Stated exercise 1 | In the Monark Super Deluxe thread, what were the bike's original pedals replaced with?
Stated exercise 2 | From the Monark Super Deluxe thread, write out word for word the stretch that begins at the words "I haven't sold" and ends after "look for bikes.".

Supplied passage |
# Awesome Monark Super Deluxe find!



## Crazy8 (Aug 29, 2013)

Just picked this one up off CL for $150


----------



## jpromo (Aug 29, 2013)

Clean! Gotta love those beautiful originals.


----------



## bricycle (Aug 29, 2013)

....even though a bit more than Vince paid, I think you just might have him beat!
Nice score!!!


----------



## rustjunkie (Aug 29, 2013)

huge congratulations, that is a _gem_!


----------



## HARPO (Aug 29, 2013)

$150????????? Unreal.....and congrats on getting that little gem before anyone else saw it.


----------



## Wayne Adam (Aug 29, 2013)

*Wow!*

Man, that is one clean lady!...You stole that baby, good deal!.........Wayne


----------



## vincev (Aug 29, 2013)

Very nice!! Do you have the top of the headlight?


----------



## Crazy8 (Aug 29, 2013)

vincev said:


> Very nice!! Do you have the top of the headlight?




Unfortunately, no.  When I get some more $$$$ I'll find one to fix that up.  Though I'm not sure which is the correct one to get, or if either of these are right to begin with....

http://www.ebay.com/itm/NOS-REPLACEMENT-MONARK-FENDER-LIGHT-/111155038983?pt=LH_DefaultDomain_0&hash=item19e15b4b07

http://www.ebay.com/itm/SALE-Mint-NOS-Delta-Martin-Bicycle-Light-Fit-Schwinn-Middleweights-Monark-/370885074140?pt=LH_DefaultDomain_0&hash=item565a791cdc


----------



## scrubbinrims (Aug 29, 2013)

Nice shape and worth the 150.00...I would have bought it.
However, a ladies Monark SD is more common than a Schwinn Phantom and the money part is gone (light complete) and the specific pedals have been swapped to plain Wald.

If you are looking to sell as your other finds, it might be a challenge to make much after shipping is factored in.

Chris


----------



## Crazy8 (Aug 29, 2013)

scrubbinrims said:


> Nice shape and worth the 150.00...I would have bought it.
> However, a ladies Monark SD is more common than a Schwinn Phantom and the money part is gone (light complete) and the specific pedals have been swapped to plain Wald.
> 
> If you are looking to sell as your other finds, it might be a challenge to make much after shipping is factored in.
> ...




I haven't sold any of my bikes yet.  Still have the B10E actually.  Been in and out of dentist and oral surgeons for the past month.  Living on Vicadin and Amoxacillin until they get the issue figured out.  In pain every hour of the day.  Apparently the root under one of my mollars is dying and they are trying to save it.  Since I can't do much, I sit on the computer and look for bikes.

Provided material |
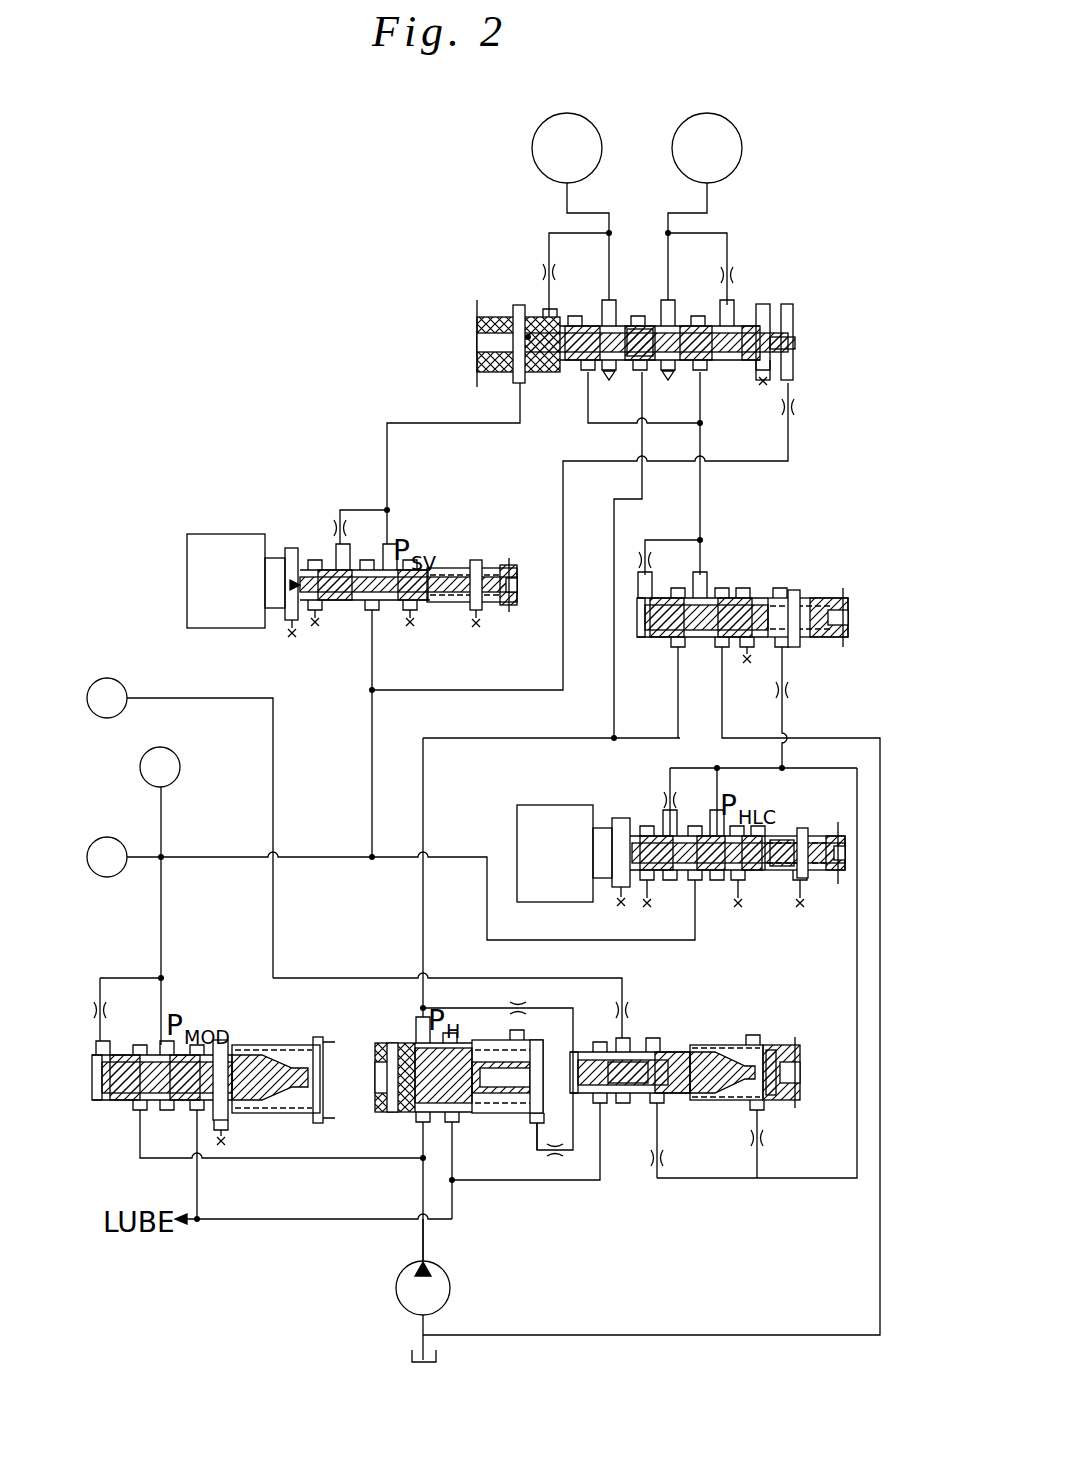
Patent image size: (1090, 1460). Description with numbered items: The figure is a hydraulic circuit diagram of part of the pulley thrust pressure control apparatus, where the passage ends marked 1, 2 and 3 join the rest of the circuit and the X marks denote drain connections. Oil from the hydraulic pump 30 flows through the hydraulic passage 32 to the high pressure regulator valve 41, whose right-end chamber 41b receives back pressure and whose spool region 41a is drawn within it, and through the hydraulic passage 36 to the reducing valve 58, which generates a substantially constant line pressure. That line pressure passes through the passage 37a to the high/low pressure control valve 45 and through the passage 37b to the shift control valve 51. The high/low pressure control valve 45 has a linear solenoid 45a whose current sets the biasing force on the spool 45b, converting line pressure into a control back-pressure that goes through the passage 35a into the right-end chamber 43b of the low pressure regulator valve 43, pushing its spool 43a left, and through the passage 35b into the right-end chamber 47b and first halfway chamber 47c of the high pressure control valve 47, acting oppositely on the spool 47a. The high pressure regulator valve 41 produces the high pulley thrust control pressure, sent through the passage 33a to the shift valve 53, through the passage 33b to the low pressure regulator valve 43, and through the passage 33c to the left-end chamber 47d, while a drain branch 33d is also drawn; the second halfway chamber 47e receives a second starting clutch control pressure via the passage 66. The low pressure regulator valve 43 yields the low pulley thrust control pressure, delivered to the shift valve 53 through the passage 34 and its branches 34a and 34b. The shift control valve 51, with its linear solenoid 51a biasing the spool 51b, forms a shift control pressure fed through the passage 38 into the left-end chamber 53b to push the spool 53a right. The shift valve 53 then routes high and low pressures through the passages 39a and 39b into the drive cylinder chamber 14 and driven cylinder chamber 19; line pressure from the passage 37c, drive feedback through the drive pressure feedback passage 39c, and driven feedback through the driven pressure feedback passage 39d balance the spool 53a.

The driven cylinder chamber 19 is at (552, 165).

Solution 1 | Plain Wald pedals.

Solution 2 |
I haven't sold any of my bikes yet.  Still have the B10E actually.  Been in and out of dentist and oral surgeons for the past month.  Living on Vicadin and Amoxacillin until they get the issue figured out.  In pain every hour of the day.  Apparently the root under one of my mollars is dying and they are trying to save it.  Since I can't do much, I sit on the computer and look for bikes.